··· THE RECORDS ···

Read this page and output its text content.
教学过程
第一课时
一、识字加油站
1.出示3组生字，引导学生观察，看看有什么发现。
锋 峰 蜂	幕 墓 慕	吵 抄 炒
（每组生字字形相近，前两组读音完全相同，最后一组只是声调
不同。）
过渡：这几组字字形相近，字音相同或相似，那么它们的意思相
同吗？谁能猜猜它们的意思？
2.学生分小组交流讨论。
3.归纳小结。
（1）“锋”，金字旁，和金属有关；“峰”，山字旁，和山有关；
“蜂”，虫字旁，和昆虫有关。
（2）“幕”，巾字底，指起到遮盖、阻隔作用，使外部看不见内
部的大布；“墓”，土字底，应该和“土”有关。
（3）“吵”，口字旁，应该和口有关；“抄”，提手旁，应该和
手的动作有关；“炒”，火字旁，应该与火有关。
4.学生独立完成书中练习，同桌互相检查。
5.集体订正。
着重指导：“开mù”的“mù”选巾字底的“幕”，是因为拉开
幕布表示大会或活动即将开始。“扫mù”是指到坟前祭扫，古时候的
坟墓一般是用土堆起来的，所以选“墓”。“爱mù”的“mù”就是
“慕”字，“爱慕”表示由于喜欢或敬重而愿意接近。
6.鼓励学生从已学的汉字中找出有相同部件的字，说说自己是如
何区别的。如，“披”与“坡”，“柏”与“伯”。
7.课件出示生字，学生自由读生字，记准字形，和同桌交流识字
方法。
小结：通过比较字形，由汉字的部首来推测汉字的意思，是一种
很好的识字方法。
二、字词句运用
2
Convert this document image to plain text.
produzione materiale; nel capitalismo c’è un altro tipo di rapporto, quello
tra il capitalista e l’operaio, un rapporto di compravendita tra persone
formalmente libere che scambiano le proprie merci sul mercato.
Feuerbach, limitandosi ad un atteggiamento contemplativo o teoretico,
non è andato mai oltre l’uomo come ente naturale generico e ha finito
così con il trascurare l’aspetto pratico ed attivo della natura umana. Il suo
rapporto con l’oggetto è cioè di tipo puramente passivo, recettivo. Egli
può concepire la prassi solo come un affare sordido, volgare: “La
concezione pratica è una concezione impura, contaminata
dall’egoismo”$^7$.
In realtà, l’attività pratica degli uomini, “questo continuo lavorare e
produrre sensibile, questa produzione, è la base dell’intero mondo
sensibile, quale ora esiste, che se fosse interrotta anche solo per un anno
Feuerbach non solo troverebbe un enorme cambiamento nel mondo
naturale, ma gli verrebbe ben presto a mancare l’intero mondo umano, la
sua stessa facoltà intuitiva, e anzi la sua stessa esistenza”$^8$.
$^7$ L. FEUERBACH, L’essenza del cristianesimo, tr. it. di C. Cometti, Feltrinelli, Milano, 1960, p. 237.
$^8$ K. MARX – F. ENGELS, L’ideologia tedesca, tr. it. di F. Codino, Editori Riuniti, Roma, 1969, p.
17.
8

···

→ **GOAL**: Copy down the material exactly as written.

→ **IN RESPONSE**:
Read this page and output its text content.
教学过程
第一课时
一、识字加油站
1.出示3组生字，引导学生观察，看看有什么发现。
锋 峰 蜂	幕 墓 慕	吵 抄 炒
（每组生字字形相近，前两组读音完全相同，最后一组只是声调
不同。）
过渡：这几组字字形相近，字音相同或相似，那么它们的意思相
同吗？谁能猜猜它们的意思？
2.学生分小组交流讨论。
3.归纳小结。
（1）“锋”，金字旁，和金属有关；“峰”，山字旁，和山有关；
“蜂”，虫字旁，和昆虫有关。
（2）“幕”，巾字底，指起到遮盖、阻隔作用，使外部看不见内
部的大布；“墓”，土字底，应该和“土”有关。
（3）“吵”，口字旁，应该和口有关；“抄”，提手旁，应该和
手的动作有关；“炒”，火字旁，应该与火有关。
4.学生独立完成书中练习，同桌互相检查。
5.集体订正。
着重指导：“开mù”的“mù”选巾字底的“幕”，是因为拉开
幕布表示大会或活动即将开始。“扫mù”是指到坟前祭扫，古时候的
坟墓一般是用土堆起来的，所以选“墓”。“爱mù”的“mù”就是
“慕”字，“爱慕”表示由于喜欢或敬重而愿意接近。
6.鼓励学生从已学的汉字中找出有相同部件的字，说说自己是如
何区别的。如，“披”与“坡”，“柏”与“伯”。
7.课件出示生字，学生自由读生字，记准字形，和同桌交流识字
方法。
小结：通过比较字形，由汉字的部首来推测汉字的意思，是一种
很好的识字方法。
二、字词句运用
2
Convert this document image to plain text.
produzione materiale; nel capitalismo c’è un altro tipo di rapporto, quello
tra il capitalista e l’operaio, un rapporto di compravendita tra persone
formalmente libere che scambiano le proprie merci sul mercato.
Feuerbach, limitandosi ad un atteggiamento contemplativo o teoretico,
non è andato mai oltre l’uomo come ente naturale generico e ha finito
così con il trascurare l’aspetto pratico ed attivo della natura umana. Il suo
rapporto con l’oggetto è cioè di tipo puramente passivo, recettivo. Egli
può concepire la prassi solo come un affare sordido, volgare: “La
concezione pratica è una concezione impura, contaminata
dall’egoismo”$^7$.
In realtà, l’attività pratica degli uomini, “questo continuo lavorare e
produrre sensibile, questa produzione, è la base dell’intero mondo
sensibile, quale ora esiste, che se fosse interrotta anche solo per un anno
Feuerbach non solo troverebbe un enorme cambiamento nel mondo
naturale, ma gli verrebbe ben presto a mancare l’intero mondo umano, la
sua stessa facoltà intuitiva, e anzi la sua stessa esistenza”$^8$.
$^7$ L. FEUERBACH, L’essenza del cristianesimo, tr. it. di C. Cometti, Feltrinelli, Milano, 1960, p. 237.
$^8$ K. MARX – F. ENGELS, L’ideologia tedesca, tr. it. di F. Codino, Editori Riuniti, Roma, 1969, p.
17.
8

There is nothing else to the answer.